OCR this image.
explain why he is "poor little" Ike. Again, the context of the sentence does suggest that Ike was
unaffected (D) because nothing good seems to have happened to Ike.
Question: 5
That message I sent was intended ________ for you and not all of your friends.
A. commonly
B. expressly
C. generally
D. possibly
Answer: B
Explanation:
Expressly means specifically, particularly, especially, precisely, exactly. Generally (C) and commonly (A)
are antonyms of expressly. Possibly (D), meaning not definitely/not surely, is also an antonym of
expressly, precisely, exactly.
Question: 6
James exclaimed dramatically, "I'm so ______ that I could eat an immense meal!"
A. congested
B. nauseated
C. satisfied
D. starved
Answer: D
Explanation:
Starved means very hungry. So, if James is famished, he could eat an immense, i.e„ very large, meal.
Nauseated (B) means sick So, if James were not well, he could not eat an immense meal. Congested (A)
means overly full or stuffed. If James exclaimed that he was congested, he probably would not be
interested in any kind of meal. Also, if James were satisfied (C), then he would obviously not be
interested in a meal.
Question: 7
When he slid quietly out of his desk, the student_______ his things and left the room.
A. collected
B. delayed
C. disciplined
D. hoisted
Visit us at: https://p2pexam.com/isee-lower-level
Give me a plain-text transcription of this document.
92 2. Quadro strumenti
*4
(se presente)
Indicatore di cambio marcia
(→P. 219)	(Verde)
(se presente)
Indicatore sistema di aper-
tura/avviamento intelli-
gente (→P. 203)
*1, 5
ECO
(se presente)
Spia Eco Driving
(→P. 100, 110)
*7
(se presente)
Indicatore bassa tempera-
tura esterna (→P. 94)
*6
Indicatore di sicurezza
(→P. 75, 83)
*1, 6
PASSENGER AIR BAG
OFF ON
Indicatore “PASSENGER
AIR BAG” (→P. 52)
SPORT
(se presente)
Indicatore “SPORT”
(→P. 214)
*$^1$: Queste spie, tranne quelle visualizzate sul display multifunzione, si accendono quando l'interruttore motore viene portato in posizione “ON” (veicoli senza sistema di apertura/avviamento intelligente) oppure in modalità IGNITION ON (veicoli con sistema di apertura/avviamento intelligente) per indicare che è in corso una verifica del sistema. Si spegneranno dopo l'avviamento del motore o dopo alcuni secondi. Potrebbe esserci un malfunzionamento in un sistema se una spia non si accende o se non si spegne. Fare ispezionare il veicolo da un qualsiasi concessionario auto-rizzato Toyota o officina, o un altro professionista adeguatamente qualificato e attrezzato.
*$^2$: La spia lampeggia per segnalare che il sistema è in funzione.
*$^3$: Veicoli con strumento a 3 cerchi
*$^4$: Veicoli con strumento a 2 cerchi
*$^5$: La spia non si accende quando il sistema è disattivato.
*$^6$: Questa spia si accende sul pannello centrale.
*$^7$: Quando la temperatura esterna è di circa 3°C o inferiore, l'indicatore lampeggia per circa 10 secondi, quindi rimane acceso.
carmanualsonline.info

--------------------------------

== Set exercise ==
Extract each entry in full and write it down exactly.

== Answer below ==
OCR this image.
explain why he is "poor little" Ike. Again, the context of the sentence does suggest that Ike was
unaffected (D) because nothing good seems to have happened to Ike.
Question: 5
That message I sent was intended ________ for you and not all of your friends.
A. commonly
B. expressly
C. generally
D. possibly
Answer: B
Explanation:
Expressly means specifically, particularly, especially, precisely, exactly. Generally (C) and commonly (A)
are antonyms of expressly. Possibly (D), meaning not definitely/not surely, is also an antonym of
expressly, precisely, exactly.
Question: 6
James exclaimed dramatically, "I'm so ______ that I could eat an immense meal!"
A. congested
B. nauseated
C. satisfied
D. starved
Answer: D
Explanation:
Starved means very hungry. So, if James is famished, he could eat an immense, i.e„ very large, meal.
Nauseated (B) means sick So, if James were not well, he could not eat an immense meal. Congested (A)
means overly full or stuffed. If James exclaimed that he was congested, he probably would not be
interested in any kind of meal. Also, if James were satisfied (C), then he would obviously not be
interested in a meal.
Question: 7
When he slid quietly out of his desk, the student_______ his things and left the room.
A. collected
B. delayed
C. disciplined
D. hoisted
Visit us at: https://p2pexam.com/isee-lower-level
Give me a plain-text transcription of this document.
92 2. Quadro strumenti
*4
(se presente)
Indicatore di cambio marcia
(→P. 219)	(Verde)
(se presente)
Indicatore sistema di aper-
tura/avviamento intelli-
gente (→P. 203)
*1, 5
ECO
(se presente)
Spia Eco Driving
(→P. 100, 110)
*7
(se presente)
Indicatore bassa tempera-
tura esterna (→P. 94)
*6
Indicatore di sicurezza
(→P. 75, 83)
*1, 6
PASSENGER AIR BAG
OFF ON
Indicatore “PASSENGER
AIR BAG” (→P. 52)
SPORT
(se presente)
Indicatore “SPORT”
(→P. 214)
*$^1$: Queste spie, tranne quelle visualizzate sul display multifunzione, si accendono quando l'interruttore motore viene portato in posizione “ON” (veicoli senza sistema di apertura/avviamento intelligente) oppure in modalità IGNITION ON (veicoli con sistema di apertura/avviamento intelligente) per indicare che è in corso una verifica del sistema. Si spegneranno dopo l'avviamento del motore o dopo alcuni secondi. Potrebbe esserci un malfunzionamento in un sistema se una spia non si accende o se non si spegne. Fare ispezionare il veicolo da un qualsiasi concessionario auto-rizzato Toyota o officina, o un altro professionista adeguatamente qualificato e attrezzato.
*$^2$: La spia lampeggia per segnalare che il sistema è in funzione.
*$^3$: Veicoli con strumento a 3 cerchi
*$^4$: Veicoli con strumento a 2 cerchi
*$^5$: La spia non si accende quando il sistema è disattivato.
*$^6$: Questa spia si accende sul pannello centrale.
*$^7$: Quando la temperatura esterna è di circa 3°C o inferiore, l'indicatore lampeggia per circa 10 secondi, quindi rimane acceso.
carmanualsonline.info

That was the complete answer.